> [What you will do]
Extract, from the listing that follows, each line containing the word "Günlük".
○ ○ ○ ○ ○
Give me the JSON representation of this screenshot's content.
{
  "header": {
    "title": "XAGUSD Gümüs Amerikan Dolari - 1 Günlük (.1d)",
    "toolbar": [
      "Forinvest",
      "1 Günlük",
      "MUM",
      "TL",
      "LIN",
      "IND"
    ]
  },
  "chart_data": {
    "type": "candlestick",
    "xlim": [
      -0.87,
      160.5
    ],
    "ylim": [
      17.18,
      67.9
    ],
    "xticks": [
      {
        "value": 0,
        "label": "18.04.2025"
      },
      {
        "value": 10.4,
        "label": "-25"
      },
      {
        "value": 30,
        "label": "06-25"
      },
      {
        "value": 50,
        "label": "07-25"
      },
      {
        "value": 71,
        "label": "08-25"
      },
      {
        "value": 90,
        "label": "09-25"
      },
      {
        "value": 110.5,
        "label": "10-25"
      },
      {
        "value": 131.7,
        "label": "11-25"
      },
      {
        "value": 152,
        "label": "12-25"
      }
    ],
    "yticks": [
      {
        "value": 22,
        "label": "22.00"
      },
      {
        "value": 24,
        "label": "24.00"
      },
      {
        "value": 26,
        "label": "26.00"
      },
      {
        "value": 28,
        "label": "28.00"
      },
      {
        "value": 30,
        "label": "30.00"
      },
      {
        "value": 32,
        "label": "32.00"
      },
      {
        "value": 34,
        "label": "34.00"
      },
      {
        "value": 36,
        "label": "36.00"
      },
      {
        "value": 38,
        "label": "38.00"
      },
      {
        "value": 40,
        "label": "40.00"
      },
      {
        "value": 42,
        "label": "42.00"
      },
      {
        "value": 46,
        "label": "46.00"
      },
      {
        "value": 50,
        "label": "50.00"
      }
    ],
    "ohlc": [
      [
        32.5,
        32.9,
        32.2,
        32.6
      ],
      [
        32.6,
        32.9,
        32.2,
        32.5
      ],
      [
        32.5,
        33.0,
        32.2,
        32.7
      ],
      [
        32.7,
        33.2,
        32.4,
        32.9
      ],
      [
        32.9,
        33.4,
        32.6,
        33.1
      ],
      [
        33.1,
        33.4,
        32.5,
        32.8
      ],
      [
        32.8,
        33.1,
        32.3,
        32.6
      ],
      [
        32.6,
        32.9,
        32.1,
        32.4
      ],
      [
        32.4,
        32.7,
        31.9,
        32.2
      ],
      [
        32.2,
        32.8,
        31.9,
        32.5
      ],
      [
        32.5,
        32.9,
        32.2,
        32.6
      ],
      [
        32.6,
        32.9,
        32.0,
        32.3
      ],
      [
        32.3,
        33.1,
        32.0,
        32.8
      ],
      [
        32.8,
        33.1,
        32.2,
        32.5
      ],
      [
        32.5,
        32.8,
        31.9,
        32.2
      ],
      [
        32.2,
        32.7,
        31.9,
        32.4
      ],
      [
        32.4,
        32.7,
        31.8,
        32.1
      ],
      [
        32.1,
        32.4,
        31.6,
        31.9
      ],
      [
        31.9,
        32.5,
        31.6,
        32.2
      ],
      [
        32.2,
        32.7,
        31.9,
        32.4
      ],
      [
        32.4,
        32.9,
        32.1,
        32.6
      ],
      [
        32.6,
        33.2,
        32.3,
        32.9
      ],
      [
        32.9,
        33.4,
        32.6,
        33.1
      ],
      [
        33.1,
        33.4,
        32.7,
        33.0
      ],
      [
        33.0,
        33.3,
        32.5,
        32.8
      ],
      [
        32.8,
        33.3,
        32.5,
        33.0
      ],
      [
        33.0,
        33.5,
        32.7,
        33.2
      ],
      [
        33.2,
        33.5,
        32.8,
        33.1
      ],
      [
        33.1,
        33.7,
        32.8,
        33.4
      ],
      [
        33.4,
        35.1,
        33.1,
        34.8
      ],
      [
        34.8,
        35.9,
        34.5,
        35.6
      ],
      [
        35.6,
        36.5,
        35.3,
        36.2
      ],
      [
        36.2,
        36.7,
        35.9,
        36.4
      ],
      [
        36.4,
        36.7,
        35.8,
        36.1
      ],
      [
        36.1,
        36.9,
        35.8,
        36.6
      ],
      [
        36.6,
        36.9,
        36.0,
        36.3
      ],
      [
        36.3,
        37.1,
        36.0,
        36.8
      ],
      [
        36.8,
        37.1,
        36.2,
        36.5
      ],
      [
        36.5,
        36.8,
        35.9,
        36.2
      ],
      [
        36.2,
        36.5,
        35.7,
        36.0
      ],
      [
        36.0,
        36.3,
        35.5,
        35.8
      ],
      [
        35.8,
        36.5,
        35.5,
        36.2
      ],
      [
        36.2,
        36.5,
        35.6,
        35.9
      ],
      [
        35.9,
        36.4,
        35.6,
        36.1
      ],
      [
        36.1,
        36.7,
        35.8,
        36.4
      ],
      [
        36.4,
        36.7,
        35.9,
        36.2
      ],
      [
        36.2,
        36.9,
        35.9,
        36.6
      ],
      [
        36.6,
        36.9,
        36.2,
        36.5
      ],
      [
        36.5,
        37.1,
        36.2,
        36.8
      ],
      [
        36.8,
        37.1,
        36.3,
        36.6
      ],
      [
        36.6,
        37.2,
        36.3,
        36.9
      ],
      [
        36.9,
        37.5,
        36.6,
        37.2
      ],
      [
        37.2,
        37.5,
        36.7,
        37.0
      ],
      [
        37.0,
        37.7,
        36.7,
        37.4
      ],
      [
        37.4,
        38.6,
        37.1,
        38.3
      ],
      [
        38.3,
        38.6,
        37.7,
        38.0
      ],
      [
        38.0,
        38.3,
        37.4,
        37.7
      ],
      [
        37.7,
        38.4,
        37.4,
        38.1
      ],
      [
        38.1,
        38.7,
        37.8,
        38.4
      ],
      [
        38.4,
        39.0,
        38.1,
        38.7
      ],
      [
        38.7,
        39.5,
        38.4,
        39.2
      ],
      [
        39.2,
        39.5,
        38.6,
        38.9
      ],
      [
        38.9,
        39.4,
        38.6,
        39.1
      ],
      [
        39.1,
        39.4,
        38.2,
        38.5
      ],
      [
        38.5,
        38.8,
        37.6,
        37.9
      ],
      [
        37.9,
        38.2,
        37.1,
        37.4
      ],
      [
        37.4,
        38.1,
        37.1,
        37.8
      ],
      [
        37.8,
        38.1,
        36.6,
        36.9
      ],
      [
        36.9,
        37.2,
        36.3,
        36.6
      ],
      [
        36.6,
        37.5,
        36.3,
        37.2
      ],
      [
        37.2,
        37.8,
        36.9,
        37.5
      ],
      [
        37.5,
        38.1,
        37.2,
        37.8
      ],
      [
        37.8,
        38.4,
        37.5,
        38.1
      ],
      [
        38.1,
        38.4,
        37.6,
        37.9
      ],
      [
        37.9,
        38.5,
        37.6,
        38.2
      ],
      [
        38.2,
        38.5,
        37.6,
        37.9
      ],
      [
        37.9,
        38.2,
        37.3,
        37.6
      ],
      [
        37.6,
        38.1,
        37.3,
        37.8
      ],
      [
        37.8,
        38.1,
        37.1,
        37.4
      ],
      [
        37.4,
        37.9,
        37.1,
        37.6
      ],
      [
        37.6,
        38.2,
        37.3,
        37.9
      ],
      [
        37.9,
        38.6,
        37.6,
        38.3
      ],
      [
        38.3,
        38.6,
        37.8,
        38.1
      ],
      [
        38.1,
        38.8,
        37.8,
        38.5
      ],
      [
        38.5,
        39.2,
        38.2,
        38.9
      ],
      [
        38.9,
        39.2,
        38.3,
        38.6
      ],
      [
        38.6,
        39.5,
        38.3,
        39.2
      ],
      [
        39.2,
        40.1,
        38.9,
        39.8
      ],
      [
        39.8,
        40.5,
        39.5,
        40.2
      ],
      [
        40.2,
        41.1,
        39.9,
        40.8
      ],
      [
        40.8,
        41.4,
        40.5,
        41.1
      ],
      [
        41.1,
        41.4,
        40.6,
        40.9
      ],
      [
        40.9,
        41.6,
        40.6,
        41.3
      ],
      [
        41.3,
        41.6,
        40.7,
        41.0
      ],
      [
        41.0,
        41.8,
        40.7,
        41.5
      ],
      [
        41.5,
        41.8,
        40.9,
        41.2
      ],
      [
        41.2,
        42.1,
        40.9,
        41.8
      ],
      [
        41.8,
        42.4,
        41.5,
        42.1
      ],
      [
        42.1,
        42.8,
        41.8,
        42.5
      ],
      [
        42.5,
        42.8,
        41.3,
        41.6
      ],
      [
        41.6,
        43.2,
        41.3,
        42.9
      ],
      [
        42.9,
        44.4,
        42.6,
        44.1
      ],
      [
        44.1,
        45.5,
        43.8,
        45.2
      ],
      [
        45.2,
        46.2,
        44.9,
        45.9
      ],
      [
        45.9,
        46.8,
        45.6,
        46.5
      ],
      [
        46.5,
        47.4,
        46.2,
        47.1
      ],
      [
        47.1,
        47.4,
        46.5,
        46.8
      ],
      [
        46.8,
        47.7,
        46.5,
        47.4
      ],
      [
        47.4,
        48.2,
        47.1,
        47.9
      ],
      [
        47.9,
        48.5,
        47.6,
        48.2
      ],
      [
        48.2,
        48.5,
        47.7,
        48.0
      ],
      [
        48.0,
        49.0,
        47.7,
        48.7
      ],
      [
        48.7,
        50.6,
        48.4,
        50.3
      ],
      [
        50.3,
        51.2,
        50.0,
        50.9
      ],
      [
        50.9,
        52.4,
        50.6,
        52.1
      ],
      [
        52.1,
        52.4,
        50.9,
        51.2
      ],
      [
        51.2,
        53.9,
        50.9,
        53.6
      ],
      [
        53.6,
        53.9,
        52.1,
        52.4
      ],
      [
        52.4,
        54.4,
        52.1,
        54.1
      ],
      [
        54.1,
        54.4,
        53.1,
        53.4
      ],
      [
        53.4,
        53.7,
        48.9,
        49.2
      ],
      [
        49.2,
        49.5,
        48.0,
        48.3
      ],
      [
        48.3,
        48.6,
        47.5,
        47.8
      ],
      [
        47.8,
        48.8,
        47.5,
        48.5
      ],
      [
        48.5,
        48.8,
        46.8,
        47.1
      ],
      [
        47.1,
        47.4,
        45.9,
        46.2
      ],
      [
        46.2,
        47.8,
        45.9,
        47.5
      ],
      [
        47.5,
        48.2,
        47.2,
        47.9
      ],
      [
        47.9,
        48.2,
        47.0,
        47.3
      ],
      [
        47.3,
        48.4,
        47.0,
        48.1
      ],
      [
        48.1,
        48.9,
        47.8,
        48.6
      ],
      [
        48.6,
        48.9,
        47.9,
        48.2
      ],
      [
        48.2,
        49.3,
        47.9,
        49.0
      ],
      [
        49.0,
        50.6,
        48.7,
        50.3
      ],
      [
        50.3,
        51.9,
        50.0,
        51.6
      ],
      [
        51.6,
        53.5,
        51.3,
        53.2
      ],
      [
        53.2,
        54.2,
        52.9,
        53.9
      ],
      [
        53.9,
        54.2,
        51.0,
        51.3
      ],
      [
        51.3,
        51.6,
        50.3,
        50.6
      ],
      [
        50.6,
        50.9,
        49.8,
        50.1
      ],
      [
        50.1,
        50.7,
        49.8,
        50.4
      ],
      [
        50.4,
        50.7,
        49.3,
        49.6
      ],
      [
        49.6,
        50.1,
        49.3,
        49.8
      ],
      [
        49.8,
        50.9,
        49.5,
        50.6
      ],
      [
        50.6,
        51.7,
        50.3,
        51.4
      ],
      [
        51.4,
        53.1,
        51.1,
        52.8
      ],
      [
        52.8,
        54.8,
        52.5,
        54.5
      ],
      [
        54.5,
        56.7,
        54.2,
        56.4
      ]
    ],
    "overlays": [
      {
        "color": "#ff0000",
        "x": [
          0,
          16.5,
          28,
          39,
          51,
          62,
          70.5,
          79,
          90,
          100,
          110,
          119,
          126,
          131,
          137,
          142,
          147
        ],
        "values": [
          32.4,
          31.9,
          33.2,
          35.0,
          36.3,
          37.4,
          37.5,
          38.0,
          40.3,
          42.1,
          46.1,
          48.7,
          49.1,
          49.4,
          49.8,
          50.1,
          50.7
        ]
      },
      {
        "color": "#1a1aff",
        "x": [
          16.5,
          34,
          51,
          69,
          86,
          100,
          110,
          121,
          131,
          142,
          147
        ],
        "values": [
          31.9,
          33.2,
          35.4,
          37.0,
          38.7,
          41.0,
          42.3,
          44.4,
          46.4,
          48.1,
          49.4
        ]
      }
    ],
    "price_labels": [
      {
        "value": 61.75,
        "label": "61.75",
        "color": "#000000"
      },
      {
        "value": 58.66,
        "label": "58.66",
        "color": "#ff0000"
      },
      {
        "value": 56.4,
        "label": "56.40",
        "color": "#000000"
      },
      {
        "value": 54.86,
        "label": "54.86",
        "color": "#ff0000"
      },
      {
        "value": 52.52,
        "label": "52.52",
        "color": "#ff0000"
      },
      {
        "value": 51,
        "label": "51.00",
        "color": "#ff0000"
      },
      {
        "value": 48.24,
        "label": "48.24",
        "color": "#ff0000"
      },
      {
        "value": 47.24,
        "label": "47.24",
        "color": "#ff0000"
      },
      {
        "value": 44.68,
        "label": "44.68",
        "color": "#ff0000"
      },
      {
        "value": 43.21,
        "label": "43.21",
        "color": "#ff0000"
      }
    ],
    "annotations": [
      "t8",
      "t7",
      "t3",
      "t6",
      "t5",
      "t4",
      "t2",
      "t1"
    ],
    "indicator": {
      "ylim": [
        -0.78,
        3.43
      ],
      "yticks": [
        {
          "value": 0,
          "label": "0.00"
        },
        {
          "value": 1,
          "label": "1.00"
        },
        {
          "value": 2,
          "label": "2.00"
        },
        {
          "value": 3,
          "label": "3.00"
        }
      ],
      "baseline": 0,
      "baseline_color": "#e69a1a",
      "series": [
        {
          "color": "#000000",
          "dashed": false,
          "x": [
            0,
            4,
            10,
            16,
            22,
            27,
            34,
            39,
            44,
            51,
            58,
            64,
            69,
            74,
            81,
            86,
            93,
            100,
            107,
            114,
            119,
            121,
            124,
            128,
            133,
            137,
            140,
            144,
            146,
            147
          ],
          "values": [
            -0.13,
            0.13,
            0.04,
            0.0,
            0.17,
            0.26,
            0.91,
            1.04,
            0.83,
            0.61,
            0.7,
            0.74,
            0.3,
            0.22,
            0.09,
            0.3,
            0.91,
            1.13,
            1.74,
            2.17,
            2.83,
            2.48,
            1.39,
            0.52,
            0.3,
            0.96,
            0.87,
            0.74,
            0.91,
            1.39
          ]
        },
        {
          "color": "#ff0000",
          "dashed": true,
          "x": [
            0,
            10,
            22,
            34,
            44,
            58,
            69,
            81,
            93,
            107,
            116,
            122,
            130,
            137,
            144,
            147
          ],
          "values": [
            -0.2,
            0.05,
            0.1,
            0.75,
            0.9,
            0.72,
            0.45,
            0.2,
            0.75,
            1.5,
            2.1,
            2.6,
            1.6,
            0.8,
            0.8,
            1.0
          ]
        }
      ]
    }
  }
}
○ ○ ○ ○ ○
> [Response to the exercise]
    "title": "XAGUSD Gümüs Amerikan Dolari - 1 Günlük (.1d)",
      "1 Günlük",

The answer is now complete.